_Tasks and exercises_:
(1) For each statement below, say whether it agrees with the bladder cancer meta-analysis excerpt, answering yes or no and quoting the words of the excerpt that decide it. (a) The review drew on 14 studies. (b) The trimodal therapy group had more patients than the radical cystectomy group. (c) The database search ran through December 2019.
(2) Write the next part of the bladder cancer meta-analysis excerpt, starting right after its final sentence.

_Given text_:

+++

Ahmad R Al-Qudimat 1,2,*, Kalpana Singh 3, Laxmi K Ojha 1, Diala Alhaj Moustafa 1, Mai Elaarag 1, Raed M Al-Zoubi 1,4,5, Omar M Aboumarzouk 1,6
PMCID: PMC10733497  PMID: 38130884

Abstract

Background

We conducted this meta-analysis to compare the two muscle-invasive bladder cancer (MIBC) treatment modalities in terms of cancer-specific survival (CSS) and other outcome indicators.

Method

A systematic review and meta-analysis were performed in accordance with the Preferred Reporting Items for Systematic Reviews (PRISMA) guidelines. The search was conducted using various academic databases including Scopus, PubMed, Cochrane database, EMBASE, Chinese biomedical literature database, Wan fang databases, and China National Knowledge Internet databases between 1966 and December 2023. This review protocol was registered in the International Prospective Register of Systematic Reviews (PROSPERO) No. (CRD42023398977).

Result

This study included a total of 54,816 patients diagnosed with bladder cancer from 14 studies, of which 6,228 patients were assigned to the trimodal therapy (TMT) group and 48,588 patients were assigned to the radical cystectomy (RC) group. Based on the results, the RC group exhibited a higher rate of survival than the TMT group [pooled hazard ratio (HR) = 1.23, 95% CI: 1.18–1.28, Z = 1.46, P < 0.001]. In terms of CSS, patients in the RC group had a longer CSS compared with those in the TMT group (pooled HR = 1.47, 95% CI: 1.29–1.67, Z = 5.893, P < 0.001). Compared with RC, TMT is significantly associated with an increased risk of both types of mortality (pooled HR: 1.30, P < 0.001).

Conclusion

Overall, the findings of this meta-analysis suggest that RC treatment may be associated with improved overall survival. Moreover, it was observed that cancer-specific survival was significantly prolonged among patients in the RC group as opposed to those who received TMT. In addition, it was shown that patients who received TMT exhibited a higher risk of all-cause mortality when compared with those who underwent RC.

Keywords: cancer, bladder preserving, radical cystectomy, muscle-invasive, trimodal

Introduction

The incidence of bladder cancer, commonly referred to as urothelial or urinary bladder cancer, is progressively increasing worldwide, particularly in developed nations. Presently, it is ranked 10th among the most widespread types of cancer globally (1, 2). Bladder urothelial carcinoma has a reasonably high incidence rate, particularly in developed countries, ranking as the seventh most common tumor in males and the 11th in both sexes (3). In terms of both cost and fatality, bladder cancer stands out as the most burdensome among urologic malignancies. In 2019 alone, approximately 80,470 new cases were diagnosed, leading to an estimated 17,670 deaths caused by this disease (4). The 5-year survival rates for individuals diagnosed with bladder cancer were found to be 34% for those with localized disease, 7% for those with regional disease, and 5% for those with metastatic disease. The survival rates of those diagnosed with progressed and metastatic bladder cancer were found to be much lower (5).

+++

Dataset entries
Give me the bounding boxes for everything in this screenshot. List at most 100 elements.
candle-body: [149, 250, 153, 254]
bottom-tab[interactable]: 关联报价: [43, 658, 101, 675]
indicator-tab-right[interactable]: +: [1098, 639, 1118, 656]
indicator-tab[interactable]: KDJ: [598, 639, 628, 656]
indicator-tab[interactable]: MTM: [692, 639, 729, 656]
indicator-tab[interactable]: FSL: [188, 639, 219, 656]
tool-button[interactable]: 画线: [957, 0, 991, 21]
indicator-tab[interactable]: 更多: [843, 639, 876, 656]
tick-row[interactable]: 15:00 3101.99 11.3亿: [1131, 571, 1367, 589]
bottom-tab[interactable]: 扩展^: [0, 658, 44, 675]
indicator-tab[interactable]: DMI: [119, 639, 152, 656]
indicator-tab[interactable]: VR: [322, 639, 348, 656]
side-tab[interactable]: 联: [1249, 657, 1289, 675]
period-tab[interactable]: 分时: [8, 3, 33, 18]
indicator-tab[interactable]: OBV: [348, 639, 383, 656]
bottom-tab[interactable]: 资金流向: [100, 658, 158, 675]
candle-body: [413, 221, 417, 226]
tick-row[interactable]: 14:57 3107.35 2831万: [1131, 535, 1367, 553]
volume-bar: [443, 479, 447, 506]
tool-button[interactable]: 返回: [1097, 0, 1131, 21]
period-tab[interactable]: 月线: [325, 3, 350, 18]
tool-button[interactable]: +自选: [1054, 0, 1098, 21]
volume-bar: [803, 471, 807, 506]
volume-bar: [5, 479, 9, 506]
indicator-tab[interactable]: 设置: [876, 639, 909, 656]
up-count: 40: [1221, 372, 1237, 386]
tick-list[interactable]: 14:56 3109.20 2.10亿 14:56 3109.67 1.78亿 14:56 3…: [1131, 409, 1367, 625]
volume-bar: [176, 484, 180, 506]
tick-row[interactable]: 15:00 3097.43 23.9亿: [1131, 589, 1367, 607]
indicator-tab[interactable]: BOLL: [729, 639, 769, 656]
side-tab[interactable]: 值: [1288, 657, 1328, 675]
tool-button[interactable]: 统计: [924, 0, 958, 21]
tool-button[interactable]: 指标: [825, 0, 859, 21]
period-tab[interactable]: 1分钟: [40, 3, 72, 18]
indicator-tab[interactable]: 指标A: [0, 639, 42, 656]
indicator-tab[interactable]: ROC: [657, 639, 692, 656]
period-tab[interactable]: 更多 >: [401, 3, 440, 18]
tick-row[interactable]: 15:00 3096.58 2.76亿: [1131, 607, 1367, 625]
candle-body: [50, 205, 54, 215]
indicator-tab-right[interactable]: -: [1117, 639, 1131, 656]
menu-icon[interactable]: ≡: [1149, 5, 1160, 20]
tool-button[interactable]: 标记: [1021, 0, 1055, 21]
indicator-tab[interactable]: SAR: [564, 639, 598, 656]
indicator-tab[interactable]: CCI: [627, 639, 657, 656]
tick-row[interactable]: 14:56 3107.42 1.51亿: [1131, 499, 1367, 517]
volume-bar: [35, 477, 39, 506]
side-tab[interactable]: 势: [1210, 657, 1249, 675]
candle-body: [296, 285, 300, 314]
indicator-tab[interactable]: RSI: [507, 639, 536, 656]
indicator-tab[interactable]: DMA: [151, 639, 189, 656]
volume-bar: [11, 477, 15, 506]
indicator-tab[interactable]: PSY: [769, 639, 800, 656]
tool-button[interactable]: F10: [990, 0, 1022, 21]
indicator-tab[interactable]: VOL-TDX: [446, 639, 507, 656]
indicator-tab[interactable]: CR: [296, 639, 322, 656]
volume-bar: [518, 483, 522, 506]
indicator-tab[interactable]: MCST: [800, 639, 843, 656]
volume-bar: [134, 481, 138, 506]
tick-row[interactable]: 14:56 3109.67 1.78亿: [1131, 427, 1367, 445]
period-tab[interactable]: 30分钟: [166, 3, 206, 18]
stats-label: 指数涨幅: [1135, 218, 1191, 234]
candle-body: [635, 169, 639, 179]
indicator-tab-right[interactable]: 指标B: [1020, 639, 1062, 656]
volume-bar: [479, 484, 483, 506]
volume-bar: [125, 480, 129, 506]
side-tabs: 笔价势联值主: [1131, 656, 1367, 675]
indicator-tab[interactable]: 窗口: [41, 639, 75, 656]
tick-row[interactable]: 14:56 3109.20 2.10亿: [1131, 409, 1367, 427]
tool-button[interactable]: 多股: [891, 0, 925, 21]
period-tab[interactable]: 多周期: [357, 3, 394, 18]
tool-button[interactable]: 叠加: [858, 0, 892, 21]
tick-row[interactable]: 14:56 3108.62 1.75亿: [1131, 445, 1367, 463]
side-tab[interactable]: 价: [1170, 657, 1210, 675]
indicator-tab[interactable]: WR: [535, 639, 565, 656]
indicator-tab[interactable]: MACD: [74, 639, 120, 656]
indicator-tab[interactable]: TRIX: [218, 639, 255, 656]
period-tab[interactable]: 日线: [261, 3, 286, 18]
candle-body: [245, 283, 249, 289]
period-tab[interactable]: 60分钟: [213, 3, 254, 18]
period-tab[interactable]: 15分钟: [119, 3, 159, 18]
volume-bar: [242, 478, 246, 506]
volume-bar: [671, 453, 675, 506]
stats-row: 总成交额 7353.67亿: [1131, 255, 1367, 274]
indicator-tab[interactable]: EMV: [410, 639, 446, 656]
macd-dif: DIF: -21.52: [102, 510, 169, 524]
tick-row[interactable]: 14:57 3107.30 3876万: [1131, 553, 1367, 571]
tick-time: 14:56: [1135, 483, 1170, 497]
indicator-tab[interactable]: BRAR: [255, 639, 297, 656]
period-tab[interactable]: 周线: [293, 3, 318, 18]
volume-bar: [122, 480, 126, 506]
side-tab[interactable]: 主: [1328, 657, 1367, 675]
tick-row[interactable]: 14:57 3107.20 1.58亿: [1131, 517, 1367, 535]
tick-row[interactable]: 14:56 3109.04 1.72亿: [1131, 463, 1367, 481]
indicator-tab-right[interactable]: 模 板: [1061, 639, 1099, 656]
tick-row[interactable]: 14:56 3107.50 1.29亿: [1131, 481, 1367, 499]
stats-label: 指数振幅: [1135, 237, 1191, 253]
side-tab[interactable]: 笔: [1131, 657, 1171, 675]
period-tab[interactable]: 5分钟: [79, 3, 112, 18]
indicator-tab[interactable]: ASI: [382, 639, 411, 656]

+++

_Your responses_:
(1)
(a) Yes: "54,816 patients diagnosed with bladder cancer from 14 studies"
(b) No: "6,228 patients were assigned to the trimodal therapy (TMT) group and 48,588 patients were assigned to the radical cystectomy (RC) group"
(c) No: "between 1966 and December 2023"

(2)
At the time of the diagnosis, approximately 20%–30% of the lesions will have invaded the muscle; this necessitates a radical cystectomy (RC) in conjunction with pelvic lymphadenectomy, which is considered the “gold standard” treatment (6, 7). Within 30 days following the surgery, the complication rates have been documented to reach as high as 58%–77%, and approximately 27% of patients require readmission. Partial cystectomy (PC) combined with bilateral pelvic lymph node dissection has been offered as an alternative treatment for these conditions, following a thorough process of patient screening. Based on the available data, between 5% and 10% of patients meet the selection requirements for undergoing a PC procedure (8). In the 1950s, partial cystectomy for muscle-invasive urothelial carcinoma was widely employed, but this approach has since fallen out of favor due to unacceptable rates of recurring bladder cancer (40%–78%), which can largely be attributable to the insufficiently stringent selection criteria employed (911).

Patients with clinically staged MIBC and treated with contemporary methods that preserve the bladder have a chance of achieving complete response (CR) rates ranging from 60% to 80%, the 5-year disease-specific survival (DSS) rates fall within the range of 60%–70%, while the rates of survival with the bladder intact range from 40% to 45% (12, 13).

We conducted this meta-analysis to compare the two MIBC treatment modalities in terms of CSS and other outcome indicators because we think that cumulative evidence from trials should be more trustworthy.

Method

We performed this review based on a priori-defined protocol and according to PRISMA and meta-analysis guidelines (14). The review protocol has been registered in the International Prospective Register of Systematic Reviews (PROSPERO) under the registration number (CRD42023398977).

Search strategy

We searched Scopus, PubMed, Cochrane database, EMBASE, Chinese biomedical literature database, Wan fang databases, and China National Knowledge Internet databases between 1966 and December 2023. We used the terms bladder cancer, trimodality, chemotherapy, radiotherapy, and cystectomy. The phrases used for the Medical Subject Heading (MeSH) search included: [“bladder cancer” (MeSH)] or “bladder preservation” (MeSH) or “bladder-sparing” (MeSH) and “trimodality treatment” (MeSH) or “TMT” (MeSH) and “chemotherapy” (MeSH) and “chemoradiation” (MeSH) and “radiotherapy” (MeSH) and “chemoradiotherapy” (MeSH) and “cystectomy” (MeSH). We considered including all original papers and retrieved all available records.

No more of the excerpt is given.